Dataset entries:
• • • • •

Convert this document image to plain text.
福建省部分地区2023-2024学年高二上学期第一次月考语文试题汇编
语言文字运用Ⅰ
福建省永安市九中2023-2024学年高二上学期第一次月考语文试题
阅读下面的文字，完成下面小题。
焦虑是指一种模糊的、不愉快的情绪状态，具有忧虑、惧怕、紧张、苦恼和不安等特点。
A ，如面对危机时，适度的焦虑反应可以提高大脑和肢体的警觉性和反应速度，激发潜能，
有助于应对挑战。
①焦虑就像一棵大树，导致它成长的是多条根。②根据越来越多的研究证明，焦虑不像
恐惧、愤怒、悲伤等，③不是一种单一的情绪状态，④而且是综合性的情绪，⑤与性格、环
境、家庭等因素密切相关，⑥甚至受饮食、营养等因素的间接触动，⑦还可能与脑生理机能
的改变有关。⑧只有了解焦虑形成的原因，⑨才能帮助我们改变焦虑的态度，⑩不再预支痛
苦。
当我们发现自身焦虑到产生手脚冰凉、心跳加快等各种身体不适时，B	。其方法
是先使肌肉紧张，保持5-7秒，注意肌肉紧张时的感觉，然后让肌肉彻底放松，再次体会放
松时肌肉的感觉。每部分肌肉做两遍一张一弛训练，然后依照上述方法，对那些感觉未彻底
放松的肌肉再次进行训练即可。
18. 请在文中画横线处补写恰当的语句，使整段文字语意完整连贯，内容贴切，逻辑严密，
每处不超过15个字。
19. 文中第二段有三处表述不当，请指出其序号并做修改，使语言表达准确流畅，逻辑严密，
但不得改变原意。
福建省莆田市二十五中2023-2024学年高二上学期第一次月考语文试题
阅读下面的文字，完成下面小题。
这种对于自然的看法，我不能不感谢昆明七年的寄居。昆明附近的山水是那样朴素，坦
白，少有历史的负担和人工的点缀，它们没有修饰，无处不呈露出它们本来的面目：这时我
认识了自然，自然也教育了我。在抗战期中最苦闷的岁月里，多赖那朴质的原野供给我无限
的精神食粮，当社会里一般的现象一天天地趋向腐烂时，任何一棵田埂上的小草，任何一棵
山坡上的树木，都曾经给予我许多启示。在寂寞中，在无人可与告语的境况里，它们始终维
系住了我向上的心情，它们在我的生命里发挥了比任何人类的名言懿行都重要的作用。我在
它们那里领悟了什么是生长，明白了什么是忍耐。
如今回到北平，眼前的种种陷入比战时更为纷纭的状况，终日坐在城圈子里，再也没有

• • • • •

Instruction:
Look for lines containing the string "逻辑严密" and copy them all.

Answer to the problem:
18. 请在文中画横线处补写恰当的语句，使整段文字语意完整连贯，内容贴切，逻辑严密，
19. 文中第二段有三处表述不当，请指出其序号并做修改，使语言表达准确流畅，逻辑严密，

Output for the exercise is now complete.